Objective — The records that follow should be retyped word for word.

The records —
>>
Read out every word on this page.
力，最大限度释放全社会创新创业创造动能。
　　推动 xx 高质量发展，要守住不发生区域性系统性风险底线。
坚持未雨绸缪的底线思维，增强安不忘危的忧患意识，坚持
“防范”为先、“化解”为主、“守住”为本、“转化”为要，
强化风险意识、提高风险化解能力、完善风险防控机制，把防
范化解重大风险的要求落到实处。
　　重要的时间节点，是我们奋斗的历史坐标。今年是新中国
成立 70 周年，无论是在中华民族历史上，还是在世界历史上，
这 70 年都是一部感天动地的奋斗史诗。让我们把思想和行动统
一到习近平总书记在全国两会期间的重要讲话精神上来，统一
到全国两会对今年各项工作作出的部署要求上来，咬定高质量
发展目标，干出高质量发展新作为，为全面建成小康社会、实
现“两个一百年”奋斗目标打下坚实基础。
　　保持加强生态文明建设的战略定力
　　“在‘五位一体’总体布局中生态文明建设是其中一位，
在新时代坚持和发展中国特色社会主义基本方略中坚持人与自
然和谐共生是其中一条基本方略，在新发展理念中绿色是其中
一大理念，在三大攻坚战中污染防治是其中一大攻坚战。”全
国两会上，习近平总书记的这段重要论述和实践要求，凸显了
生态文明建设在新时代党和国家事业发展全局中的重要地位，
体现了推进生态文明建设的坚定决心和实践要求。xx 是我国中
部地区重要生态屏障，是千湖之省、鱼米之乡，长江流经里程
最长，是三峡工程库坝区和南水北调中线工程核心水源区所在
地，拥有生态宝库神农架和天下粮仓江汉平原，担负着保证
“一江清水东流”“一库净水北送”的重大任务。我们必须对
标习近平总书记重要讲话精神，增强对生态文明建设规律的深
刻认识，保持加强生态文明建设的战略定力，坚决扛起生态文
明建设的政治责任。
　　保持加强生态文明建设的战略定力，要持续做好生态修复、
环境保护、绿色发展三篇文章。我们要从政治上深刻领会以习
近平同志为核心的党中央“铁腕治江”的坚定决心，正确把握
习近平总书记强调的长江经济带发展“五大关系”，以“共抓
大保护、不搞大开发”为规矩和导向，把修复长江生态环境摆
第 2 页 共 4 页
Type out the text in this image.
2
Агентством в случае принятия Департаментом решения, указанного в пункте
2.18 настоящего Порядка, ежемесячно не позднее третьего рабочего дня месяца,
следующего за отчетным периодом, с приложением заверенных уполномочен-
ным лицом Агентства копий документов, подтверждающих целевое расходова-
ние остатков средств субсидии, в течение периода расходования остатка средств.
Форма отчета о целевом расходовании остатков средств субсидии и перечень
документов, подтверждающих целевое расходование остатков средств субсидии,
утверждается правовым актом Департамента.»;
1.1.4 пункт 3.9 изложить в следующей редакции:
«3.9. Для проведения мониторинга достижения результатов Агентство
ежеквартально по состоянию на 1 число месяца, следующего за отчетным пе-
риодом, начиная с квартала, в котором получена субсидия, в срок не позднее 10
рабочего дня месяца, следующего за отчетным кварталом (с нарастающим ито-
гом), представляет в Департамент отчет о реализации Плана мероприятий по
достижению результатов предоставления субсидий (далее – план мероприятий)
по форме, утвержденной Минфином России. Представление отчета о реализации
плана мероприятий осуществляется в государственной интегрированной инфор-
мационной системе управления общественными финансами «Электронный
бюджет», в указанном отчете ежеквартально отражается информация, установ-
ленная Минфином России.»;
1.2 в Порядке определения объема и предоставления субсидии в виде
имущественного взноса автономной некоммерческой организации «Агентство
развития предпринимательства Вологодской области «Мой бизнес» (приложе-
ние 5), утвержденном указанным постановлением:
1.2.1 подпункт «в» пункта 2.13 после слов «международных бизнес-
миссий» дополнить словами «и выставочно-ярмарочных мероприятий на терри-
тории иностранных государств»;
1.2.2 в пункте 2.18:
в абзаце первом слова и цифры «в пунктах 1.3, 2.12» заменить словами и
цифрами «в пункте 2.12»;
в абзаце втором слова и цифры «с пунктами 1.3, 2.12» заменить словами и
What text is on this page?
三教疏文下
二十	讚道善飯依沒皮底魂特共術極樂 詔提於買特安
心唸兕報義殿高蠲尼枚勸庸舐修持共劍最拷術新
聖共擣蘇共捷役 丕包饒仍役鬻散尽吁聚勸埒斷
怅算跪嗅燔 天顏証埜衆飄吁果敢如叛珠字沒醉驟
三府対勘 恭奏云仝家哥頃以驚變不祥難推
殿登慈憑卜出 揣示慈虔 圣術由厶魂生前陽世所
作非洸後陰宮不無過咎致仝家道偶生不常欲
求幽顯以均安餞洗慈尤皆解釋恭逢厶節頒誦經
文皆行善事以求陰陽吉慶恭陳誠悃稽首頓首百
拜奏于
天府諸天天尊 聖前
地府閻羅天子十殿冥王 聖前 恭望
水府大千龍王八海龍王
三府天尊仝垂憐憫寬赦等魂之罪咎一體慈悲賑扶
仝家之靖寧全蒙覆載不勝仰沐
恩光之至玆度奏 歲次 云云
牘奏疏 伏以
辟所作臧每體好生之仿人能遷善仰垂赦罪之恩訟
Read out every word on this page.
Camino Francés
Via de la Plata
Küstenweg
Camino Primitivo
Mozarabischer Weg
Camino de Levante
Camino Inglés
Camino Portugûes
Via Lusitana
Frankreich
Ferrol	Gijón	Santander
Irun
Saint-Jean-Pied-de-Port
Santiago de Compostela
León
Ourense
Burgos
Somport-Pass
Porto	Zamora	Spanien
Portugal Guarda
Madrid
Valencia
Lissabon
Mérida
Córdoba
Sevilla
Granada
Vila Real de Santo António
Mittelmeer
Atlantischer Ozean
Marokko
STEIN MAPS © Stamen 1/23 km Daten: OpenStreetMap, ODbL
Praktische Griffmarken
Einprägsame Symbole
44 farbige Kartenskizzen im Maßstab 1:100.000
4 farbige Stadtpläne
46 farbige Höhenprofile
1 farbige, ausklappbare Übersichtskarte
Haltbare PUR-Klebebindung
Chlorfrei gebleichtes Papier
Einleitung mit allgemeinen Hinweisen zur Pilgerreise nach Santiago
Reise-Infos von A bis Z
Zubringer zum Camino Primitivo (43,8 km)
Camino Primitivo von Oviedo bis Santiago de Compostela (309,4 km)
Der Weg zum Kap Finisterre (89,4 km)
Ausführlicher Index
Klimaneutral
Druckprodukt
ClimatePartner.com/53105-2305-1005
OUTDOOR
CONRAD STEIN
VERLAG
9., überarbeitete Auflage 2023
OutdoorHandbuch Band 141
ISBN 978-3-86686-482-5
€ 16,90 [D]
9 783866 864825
<<
Output of the task —
Read out every word on this page.
力，最大限度释放全社会创新创业创造动能。
　　推动 xx 高质量发展，要守住不发生区域性系统性风险底线。
坚持未雨绸缪的底线思维，增强安不忘危的忧患意识，坚持
“防范”为先、“化解”为主、“守住”为本、“转化”为要，
强化风险意识、提高风险化解能力、完善风险防控机制，把防
范化解重大风险的要求落到实处。
　　重要的时间节点，是我们奋斗的历史坐标。今年是新中国
成立 70 周年，无论是在中华民族历史上，还是在世界历史上，
这 70 年都是一部感天动地的奋斗史诗。让我们把思想和行动统
一到习近平总书记在全国两会期间的重要讲话精神上来，统一
到全国两会对今年各项工作作出的部署要求上来，咬定高质量
发展目标，干出高质量发展新作为，为全面建成小康社会、实
现“两个一百年”奋斗目标打下坚实基础。
　　保持加强生态文明建设的战略定力
　　“在‘五位一体’总体布局中生态文明建设是其中一位，
在新时代坚持和发展中国特色社会主义基本方略中坚持人与自
然和谐共生是其中一条基本方略，在新发展理念中绿色是其中
一大理念，在三大攻坚战中污染防治是其中一大攻坚战。”全
国两会上，习近平总书记的这段重要论述和实践要求，凸显了
生态文明建设在新时代党和国家事业发展全局中的重要地位，
体现了推进生态文明建设的坚定决心和实践要求。xx 是我国中
部地区重要生态屏障，是千湖之省、鱼米之乡，长江流经里程
最长，是三峡工程库坝区和南水北调中线工程核心水源区所在
地，拥有生态宝库神农架和天下粮仓江汉平原，担负着保证
“一江清水东流”“一库净水北送”的重大任务。我们必须对
标习近平总书记重要讲话精神，增强对生态文明建设规律的深
刻认识，保持加强生态文明建设的战略定力，坚决扛起生态文
明建设的政治责任。
　　保持加强生态文明建设的战略定力，要持续做好生态修复、
环境保护、绿色发展三篇文章。我们要从政治上深刻领会以习
近平同志为核心的党中央“铁腕治江”的坚定决心，正确把握
习近平总书记强调的长江经济带发展“五大关系”，以“共抓
大保护、不搞大开发”为规矩和导向，把修复长江生态环境摆
第 2 页 共 4 页
Type out the text in this image.
2
Агентством в случае принятия Департаментом решения, указанного в пункте
2.18 настоящего Порядка, ежемесячно не позднее третьего рабочего дня месяца,
следующего за отчетным периодом, с приложением заверенных уполномочен-
ным лицом Агентства копий документов, подтверждающих целевое расходова-
ние остатков средств субсидии, в течение периода расходования остатка средств.
Форма отчета о целевом расходовании остатков средств субсидии и перечень
документов, подтверждающих целевое расходование остатков средств субсидии,
утверждается правовым актом Департамента.»;
1.1.4 пункт 3.9 изложить в следующей редакции:
«3.9. Для проведения мониторинга достижения результатов Агентство
ежеквартально по состоянию на 1 число месяца, следующего за отчетным пе-
риодом, начиная с квартала, в котором получена субсидия, в срок не позднее 10
рабочего дня месяца, следующего за отчетным кварталом (с нарастающим ито-
гом), представляет в Департамент отчет о реализации Плана мероприятий по
достижению результатов предоставления субсидий (далее – план мероприятий)
по форме, утвержденной Минфином России. Представление отчета о реализации
плана мероприятий осуществляется в государственной интегрированной инфор-
мационной системе управления общественными финансами «Электронный
бюджет», в указанном отчете ежеквартально отражается информация, установ-
ленная Минфином России.»;
1.2 в Порядке определения объема и предоставления субсидии в виде
имущественного взноса автономной некоммерческой организации «Агентство
развития предпринимательства Вологодской области «Мой бизнес» (приложе-
ние 5), утвержденном указанным постановлением:
1.2.1 подпункт «в» пункта 2.13 после слов «международных бизнес-
миссий» дополнить словами «и выставочно-ярмарочных мероприятий на терри-
тории иностранных государств»;
1.2.2 в пункте 2.18:
в абзаце первом слова и цифры «в пунктах 1.3, 2.12» заменить словами и
цифрами «в пункте 2.12»;
в абзаце втором слова и цифры «с пунктами 1.3, 2.12» заменить словами и
What text is on this page?
三教疏文下
二十	讚道善飯依沒皮底魂特共術極樂 詔提於買特安
心唸兕報義殿高蠲尼枚勸庸舐修持共劍最拷術新
聖共擣蘇共捷役 丕包饒仍役鬻散尽吁聚勸埒斷
怅算跪嗅燔 天顏証埜衆飄吁果敢如叛珠字沒醉驟
三府対勘 恭奏云仝家哥頃以驚變不祥難推
殿登慈憑卜出 揣示慈虔 圣術由厶魂生前陽世所
作非洸後陰宮不無過咎致仝家道偶生不常欲
求幽顯以均安餞洗慈尤皆解釋恭逢厶節頒誦經
文皆行善事以求陰陽吉慶恭陳誠悃稽首頓首百
拜奏于
天府諸天天尊 聖前
地府閻羅天子十殿冥王 聖前 恭望
水府大千龍王八海龍王
三府天尊仝垂憐憫寬赦等魂之罪咎一體慈悲賑扶
仝家之靖寧全蒙覆載不勝仰沐
恩光之至玆度奏 歲次 云云
牘奏疏 伏以
辟所作臧每體好生之仿人能遷善仰垂赦罪之恩訟
Read out every word on this page.
Camino Francés
Via de la Plata
Küstenweg
Camino Primitivo
Mozarabischer Weg
Camino de Levante
Camino Inglés
Camino Portugûes
Via Lusitana
Frankreich
Ferrol	Gijón	Santander
Irun
Saint-Jean-Pied-de-Port
Santiago de Compostela
León
Ourense
Burgos
Somport-Pass
Porto	Zamora	Spanien
Portugal Guarda
Madrid
Valencia
Lissabon
Mérida
Córdoba
Sevilla
Granada
Vila Real de Santo António
Mittelmeer
Atlantischer Ozean
Marokko
STEIN MAPS © Stamen 1/23 km Daten: OpenStreetMap, ODbL
Praktische Griffmarken
Einprägsame Symbole
44 farbige Kartenskizzen im Maßstab 1:100.000
4 farbige Stadtpläne
46 farbige Höhenprofile
1 farbige, ausklappbare Übersichtskarte
Haltbare PUR-Klebebindung
Chlorfrei gebleichtes Papier
Einleitung mit allgemeinen Hinweisen zur Pilgerreise nach Santiago
Reise-Infos von A bis Z
Zubringer zum Camino Primitivo (43,8 km)
Camino Primitivo von Oviedo bis Santiago de Compostela (309,4 km)
Der Weg zum Kap Finisterre (89,4 km)
Ausführlicher Index
Klimaneutral
Druckprodukt
ClimatePartner.com/53105-2305-1005
OUTDOOR
CONRAD STEIN
VERLAG
9., überarbeitete Auflage 2023
OutdoorHandbuch Band 141
ISBN 978-3-86686-482-5
€ 16,90 [D]
9 783866 864825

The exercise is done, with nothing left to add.